━━ Excerpted records
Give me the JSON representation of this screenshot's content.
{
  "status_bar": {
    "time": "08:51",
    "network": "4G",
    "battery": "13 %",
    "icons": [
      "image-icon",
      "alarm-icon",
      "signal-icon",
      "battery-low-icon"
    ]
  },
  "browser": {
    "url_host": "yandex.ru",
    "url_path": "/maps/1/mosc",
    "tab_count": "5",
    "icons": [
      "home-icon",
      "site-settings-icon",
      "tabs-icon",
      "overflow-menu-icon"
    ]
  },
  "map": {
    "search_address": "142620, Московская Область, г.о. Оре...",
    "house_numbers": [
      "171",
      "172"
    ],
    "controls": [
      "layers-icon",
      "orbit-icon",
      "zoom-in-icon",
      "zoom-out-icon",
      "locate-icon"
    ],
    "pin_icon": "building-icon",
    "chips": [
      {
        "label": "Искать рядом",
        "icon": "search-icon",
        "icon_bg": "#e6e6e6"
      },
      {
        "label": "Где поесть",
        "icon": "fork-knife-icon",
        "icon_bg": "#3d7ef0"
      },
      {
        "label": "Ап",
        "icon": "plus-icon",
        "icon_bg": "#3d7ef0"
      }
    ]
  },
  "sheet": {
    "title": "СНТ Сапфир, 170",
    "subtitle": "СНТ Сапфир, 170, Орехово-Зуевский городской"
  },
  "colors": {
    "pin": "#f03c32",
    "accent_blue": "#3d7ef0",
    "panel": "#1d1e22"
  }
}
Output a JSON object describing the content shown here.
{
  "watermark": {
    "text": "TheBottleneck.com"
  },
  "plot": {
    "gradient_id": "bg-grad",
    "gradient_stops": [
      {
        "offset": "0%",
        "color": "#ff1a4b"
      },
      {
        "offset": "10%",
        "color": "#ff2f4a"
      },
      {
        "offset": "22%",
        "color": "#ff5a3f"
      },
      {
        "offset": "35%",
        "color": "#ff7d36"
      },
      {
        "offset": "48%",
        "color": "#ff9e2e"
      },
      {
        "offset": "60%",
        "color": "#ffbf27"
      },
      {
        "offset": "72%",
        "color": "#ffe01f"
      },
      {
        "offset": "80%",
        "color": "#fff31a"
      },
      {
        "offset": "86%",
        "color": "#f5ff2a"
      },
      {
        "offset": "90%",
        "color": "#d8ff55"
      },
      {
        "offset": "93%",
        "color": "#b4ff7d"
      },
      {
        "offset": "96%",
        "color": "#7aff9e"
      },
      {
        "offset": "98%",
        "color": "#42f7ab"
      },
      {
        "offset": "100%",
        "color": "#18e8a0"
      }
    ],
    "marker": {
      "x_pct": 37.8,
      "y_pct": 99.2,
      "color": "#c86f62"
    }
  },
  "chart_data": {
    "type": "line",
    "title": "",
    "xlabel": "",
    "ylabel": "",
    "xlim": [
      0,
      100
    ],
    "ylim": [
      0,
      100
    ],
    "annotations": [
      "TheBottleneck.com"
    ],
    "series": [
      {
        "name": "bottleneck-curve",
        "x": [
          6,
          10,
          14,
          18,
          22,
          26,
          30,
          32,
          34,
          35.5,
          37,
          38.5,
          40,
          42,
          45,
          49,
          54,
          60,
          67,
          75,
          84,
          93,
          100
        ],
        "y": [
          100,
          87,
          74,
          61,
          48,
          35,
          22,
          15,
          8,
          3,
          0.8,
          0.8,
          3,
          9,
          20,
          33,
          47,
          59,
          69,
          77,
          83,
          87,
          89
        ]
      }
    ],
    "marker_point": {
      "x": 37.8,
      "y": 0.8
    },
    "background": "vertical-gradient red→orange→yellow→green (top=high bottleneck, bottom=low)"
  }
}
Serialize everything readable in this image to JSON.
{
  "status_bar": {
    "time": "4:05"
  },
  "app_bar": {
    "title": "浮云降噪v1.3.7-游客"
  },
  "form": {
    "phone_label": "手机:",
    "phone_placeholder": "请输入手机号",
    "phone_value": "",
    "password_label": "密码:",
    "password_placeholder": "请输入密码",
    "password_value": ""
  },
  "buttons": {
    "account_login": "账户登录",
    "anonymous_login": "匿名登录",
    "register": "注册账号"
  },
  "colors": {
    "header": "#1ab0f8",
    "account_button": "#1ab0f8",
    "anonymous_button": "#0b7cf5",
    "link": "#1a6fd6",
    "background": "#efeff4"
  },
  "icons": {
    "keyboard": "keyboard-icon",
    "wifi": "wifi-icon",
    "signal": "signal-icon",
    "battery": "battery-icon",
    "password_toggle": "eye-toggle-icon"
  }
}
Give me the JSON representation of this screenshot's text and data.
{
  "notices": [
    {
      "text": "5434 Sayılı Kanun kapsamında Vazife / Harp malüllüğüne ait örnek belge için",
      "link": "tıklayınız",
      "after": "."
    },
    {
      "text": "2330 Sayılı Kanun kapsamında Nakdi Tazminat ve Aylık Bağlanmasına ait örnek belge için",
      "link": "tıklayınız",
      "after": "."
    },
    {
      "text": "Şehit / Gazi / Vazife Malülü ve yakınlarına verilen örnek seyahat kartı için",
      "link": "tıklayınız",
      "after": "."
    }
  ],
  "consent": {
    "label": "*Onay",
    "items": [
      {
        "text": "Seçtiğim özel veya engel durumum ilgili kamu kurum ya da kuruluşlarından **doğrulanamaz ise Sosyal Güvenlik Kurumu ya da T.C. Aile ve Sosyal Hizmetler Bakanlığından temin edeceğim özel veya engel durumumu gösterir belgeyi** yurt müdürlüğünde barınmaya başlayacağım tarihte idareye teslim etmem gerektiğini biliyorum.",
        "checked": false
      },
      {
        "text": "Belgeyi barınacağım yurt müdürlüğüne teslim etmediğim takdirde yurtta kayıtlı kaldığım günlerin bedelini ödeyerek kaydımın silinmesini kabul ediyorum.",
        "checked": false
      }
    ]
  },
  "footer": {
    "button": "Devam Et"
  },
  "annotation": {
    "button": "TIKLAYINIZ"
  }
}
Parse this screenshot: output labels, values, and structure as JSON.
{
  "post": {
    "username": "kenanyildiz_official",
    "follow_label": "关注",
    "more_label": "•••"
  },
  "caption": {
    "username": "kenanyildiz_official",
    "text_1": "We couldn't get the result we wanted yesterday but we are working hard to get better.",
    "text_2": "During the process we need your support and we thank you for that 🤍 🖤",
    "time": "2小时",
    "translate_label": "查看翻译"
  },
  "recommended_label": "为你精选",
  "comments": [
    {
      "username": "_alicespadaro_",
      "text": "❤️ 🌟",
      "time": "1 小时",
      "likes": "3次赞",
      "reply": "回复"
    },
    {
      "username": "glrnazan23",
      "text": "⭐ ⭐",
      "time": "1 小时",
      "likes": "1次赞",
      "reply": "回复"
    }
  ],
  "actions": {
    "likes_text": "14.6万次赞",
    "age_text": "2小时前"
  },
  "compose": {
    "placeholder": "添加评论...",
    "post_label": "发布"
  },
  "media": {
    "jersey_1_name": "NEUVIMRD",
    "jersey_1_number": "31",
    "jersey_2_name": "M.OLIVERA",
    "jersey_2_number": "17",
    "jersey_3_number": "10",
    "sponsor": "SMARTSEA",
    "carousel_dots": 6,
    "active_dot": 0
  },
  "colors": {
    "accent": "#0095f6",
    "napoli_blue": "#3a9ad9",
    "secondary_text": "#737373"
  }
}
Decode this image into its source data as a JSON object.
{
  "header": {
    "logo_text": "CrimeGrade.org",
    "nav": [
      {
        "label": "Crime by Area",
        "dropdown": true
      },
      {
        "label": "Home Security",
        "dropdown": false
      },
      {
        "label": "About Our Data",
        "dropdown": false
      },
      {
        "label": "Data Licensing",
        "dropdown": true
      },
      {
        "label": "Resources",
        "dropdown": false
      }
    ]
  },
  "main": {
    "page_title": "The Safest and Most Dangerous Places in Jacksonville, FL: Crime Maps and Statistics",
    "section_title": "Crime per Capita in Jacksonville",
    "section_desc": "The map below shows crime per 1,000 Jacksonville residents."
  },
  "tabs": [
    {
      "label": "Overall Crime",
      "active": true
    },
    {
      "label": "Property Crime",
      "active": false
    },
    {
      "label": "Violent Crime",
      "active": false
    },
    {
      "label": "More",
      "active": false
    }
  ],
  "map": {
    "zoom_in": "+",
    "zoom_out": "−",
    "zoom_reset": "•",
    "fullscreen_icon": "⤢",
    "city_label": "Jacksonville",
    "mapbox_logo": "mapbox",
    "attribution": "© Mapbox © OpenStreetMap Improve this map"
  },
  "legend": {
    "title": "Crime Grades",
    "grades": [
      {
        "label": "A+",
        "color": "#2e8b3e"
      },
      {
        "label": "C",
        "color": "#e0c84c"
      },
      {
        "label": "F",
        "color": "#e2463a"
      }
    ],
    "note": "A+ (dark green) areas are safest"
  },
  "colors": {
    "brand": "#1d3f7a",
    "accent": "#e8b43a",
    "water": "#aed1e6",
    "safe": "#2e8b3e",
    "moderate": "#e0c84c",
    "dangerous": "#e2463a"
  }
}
━━━━
Only lines with the word "time" should be collected from the material.

_The result_.
    "time": "08:51",
    "time": "4:05"
    "time": "2小时",
      "time": "1 小时",
      "time": "1 小时",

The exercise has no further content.